Data records:

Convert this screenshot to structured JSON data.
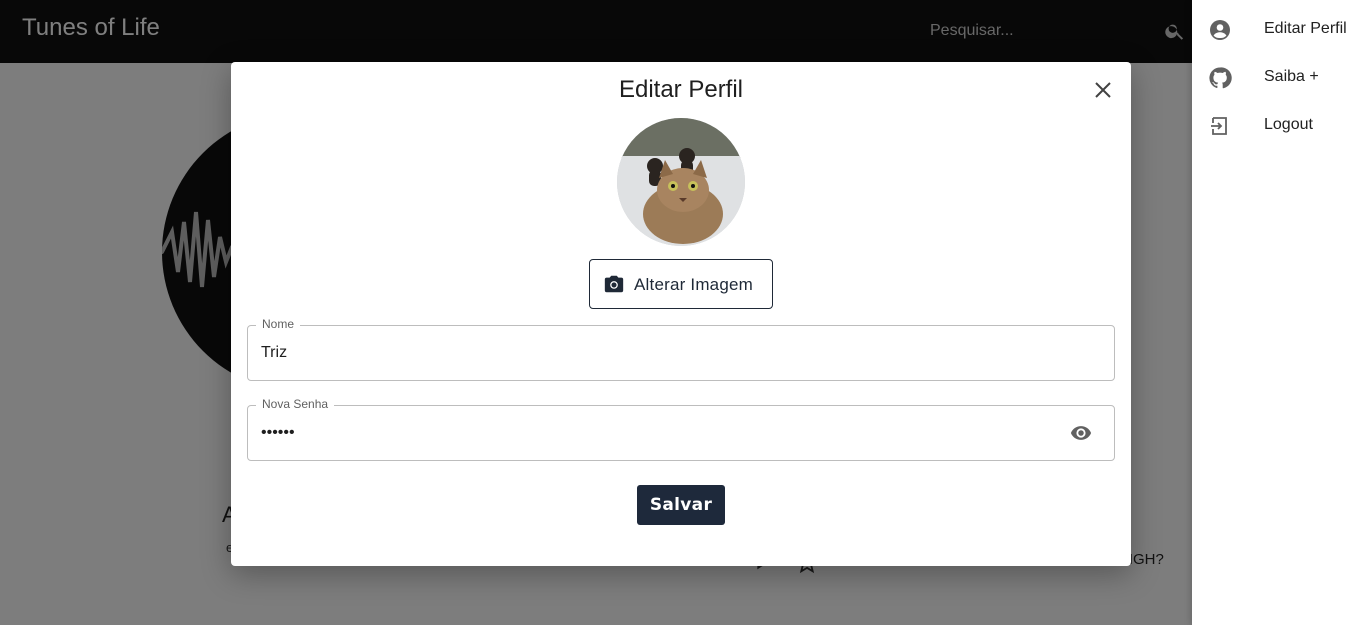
{
  "app": {
    "brand": "Tunes of Life",
    "search": {
      "placeholder": "Pesquisar...",
      "value": ""
    },
    "background": {
      "title": "A",
      "subtitle": "e",
      "track_text": "HIGH?"
    }
  },
  "drawer": {
    "items": [
      {
        "label": "Editar Perfil",
        "icon": "account-circle-icon"
      },
      {
        "label": "Saiba +",
        "icon": "github-icon"
      },
      {
        "label": "Logout",
        "icon": "logout-icon"
      }
    ]
  },
  "modal": {
    "title": "Editar Perfil",
    "change_image_label": "Alterar Imagem",
    "fields": {
      "name": {
        "label": "Nome",
        "value": "Triz"
      },
      "password": {
        "label": "Nova Senha",
        "value": "••••••"
      }
    },
    "save_label": "Salvar"
  },
  "colors": {
    "topbar": "#111111",
    "primary_button": "#1e293b",
    "overlay": "rgba(0,0,0,0.5)"
  }
}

- What to work on: Each line of the data should be quoted exactly, with pictures left out.

- The reply:
Convert this screenshot to structured JSON data.
{
  "app": {
    "brand": "Tunes of Life",
    "search": {
      "placeholder": "Pesquisar...",
      "value": ""
    },
    "background": {
      "title": "A",
      "subtitle": "e",
      "track_text": "HIGH?"
    }
  },
  "drawer": {
    "items": [
      {
        "label": "Editar Perfil",
        "icon": "account-circle-icon"
      },
      {
        "label": "Saiba +",
        "icon": "github-icon"
      },
      {
        "label": "Logout",
        "icon": "logout-icon"
      }
    ]
  },
  "modal": {
    "title": "Editar Perfil",
    "change_image_label": "Alterar Imagem",
    "fields": {
      "name": {
        "label": "Nome",
        "value": "Triz"
      },
      "password": {
        "label": "Nova Senha",
        "value": "••••••"
      }
    },
    "save_label": "Salvar"
  },
  "colors": {
    "topbar": "#111111",
    "primary_button": "#1e293b",
    "overlay": "rgba(0,0,0,0.5)"
  }
}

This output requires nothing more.